TEXT BLOCK -

Then there are the pills, in their green plastic seven-day organizer: Oxycodone (5-mg, cuttable in half) for moderate to severe pain (>6 on the scale) and gabapentin for “nerve pain.” Tylenol and Aleve for routine pain. Eliquis to prevent death-dealing clots. And stool softener to offset a side-effect of the Oxycodon.

A longer ‘healthspan’

My goal is to restart and prolong the “go-go” segment of my retirement journey. It’s well known that “retirement” is divided into three stages. The first is the go-go stage, when, ideally, you’re still healthy and active. Depending on your circumstances, that’s when you’re playing pickleball, spoiling grandchildren, or taking Viking River Cruises.

The second stage of retirement is “slow-go.” It will find you at home or in a continuing-care condo, but still performing all your ADLs (activities of daily living) on your own. During this purgatory, you’re napping or binging sports and texting friends and family on your smartphone.

WORK TO BE COMPLETED -
In the text on medications and retirement stages, what is Eliquis taken to prevent?

EXTRACTED MATERIAL -
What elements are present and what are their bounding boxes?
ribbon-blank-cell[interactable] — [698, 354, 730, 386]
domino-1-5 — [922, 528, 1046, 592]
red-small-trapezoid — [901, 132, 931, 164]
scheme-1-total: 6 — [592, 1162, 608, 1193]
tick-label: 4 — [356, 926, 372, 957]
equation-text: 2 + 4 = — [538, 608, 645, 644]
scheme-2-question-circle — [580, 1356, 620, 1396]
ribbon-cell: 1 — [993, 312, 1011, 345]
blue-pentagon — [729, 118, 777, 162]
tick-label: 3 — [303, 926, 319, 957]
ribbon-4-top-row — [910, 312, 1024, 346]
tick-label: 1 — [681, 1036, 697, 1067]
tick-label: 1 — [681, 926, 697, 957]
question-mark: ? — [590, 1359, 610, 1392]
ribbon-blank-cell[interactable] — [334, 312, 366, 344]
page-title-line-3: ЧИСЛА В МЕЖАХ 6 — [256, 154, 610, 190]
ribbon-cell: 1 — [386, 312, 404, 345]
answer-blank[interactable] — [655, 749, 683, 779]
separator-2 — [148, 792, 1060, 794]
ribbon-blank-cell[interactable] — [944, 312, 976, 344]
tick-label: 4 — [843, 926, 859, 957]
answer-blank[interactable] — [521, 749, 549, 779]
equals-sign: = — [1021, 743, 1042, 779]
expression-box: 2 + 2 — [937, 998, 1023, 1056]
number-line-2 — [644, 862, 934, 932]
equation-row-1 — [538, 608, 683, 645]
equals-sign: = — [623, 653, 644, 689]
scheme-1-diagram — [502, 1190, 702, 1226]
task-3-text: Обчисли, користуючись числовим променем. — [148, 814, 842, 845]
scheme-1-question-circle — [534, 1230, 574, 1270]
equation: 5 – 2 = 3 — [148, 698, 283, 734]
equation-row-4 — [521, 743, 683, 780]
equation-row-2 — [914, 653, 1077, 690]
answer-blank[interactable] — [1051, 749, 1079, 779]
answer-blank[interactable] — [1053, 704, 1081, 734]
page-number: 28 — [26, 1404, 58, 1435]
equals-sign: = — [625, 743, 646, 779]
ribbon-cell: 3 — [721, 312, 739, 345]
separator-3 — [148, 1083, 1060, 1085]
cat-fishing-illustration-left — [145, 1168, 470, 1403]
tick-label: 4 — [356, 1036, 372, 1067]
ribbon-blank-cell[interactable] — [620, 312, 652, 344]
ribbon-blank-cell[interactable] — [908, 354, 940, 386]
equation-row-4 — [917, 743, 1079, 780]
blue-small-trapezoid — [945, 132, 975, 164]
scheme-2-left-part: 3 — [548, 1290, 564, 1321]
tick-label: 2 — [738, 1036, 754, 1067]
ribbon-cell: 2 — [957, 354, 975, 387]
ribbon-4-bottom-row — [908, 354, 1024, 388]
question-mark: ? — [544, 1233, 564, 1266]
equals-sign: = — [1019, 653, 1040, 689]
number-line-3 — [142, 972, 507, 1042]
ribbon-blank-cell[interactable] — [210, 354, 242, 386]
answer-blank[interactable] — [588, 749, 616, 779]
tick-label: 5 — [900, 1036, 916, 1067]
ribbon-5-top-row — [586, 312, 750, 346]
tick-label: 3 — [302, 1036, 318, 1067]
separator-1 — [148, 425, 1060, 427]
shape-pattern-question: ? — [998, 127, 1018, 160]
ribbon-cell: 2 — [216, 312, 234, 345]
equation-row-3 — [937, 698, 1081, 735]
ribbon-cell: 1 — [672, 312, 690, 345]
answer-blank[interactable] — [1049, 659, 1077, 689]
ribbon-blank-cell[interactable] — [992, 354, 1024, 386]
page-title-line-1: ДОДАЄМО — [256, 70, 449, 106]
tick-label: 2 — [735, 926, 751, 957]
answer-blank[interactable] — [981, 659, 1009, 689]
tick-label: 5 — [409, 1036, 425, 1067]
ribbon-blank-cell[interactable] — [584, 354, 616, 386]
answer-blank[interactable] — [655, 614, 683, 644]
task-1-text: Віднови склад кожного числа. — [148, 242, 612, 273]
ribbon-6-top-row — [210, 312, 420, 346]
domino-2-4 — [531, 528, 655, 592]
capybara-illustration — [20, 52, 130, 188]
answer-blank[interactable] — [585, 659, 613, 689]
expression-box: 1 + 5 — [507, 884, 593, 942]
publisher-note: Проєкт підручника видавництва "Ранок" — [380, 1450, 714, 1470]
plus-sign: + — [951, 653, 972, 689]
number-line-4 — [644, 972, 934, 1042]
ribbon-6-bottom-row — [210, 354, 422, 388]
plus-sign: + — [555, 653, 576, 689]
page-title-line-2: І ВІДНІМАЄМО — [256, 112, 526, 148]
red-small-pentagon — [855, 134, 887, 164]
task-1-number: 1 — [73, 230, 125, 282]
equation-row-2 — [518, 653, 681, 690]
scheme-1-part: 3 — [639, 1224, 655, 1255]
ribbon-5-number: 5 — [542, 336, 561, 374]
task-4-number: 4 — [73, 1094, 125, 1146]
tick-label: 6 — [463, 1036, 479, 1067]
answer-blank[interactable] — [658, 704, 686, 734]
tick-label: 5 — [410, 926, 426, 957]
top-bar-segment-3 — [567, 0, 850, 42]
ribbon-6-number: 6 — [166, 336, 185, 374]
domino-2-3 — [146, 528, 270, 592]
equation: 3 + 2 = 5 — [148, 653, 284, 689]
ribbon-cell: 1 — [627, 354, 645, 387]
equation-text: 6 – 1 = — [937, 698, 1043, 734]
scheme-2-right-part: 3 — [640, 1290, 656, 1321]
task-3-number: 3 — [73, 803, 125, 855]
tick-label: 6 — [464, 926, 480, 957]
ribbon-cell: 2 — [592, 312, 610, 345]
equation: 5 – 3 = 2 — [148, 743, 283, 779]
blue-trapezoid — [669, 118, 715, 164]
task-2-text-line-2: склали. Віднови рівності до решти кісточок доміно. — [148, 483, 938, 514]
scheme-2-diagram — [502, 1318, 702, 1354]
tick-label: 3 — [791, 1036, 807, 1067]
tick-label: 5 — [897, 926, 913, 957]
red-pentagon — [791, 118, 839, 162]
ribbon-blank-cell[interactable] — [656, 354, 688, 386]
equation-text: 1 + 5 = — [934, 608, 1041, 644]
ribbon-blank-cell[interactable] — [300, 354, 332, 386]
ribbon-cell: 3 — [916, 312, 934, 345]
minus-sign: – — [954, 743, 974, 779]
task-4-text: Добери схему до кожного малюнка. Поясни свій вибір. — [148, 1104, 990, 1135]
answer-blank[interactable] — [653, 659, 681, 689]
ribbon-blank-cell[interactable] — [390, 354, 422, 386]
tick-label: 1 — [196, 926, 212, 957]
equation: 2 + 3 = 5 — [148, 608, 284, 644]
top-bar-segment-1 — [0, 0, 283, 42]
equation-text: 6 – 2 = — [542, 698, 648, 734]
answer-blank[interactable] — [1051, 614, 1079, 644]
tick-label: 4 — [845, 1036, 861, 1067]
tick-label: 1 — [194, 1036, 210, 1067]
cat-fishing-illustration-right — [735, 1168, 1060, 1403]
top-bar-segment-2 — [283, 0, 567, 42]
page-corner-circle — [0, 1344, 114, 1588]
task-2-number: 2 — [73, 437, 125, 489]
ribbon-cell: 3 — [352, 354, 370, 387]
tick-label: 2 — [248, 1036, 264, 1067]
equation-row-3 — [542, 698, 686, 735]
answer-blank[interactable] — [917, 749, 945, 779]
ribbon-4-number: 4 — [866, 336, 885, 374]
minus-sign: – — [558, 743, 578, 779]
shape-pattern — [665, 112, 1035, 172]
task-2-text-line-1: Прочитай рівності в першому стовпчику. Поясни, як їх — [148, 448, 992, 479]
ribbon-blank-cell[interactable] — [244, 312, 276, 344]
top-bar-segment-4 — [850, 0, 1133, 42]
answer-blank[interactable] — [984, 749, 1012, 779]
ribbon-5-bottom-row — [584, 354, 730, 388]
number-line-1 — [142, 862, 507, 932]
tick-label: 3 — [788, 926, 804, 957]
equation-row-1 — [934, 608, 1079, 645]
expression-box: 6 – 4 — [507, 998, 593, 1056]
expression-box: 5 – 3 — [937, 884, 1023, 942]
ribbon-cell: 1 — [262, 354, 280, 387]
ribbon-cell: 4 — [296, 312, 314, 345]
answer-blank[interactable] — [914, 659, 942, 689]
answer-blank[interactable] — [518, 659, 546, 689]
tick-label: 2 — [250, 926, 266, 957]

ANSWER FOR THIS EXERCISE -
Death-dealing clots.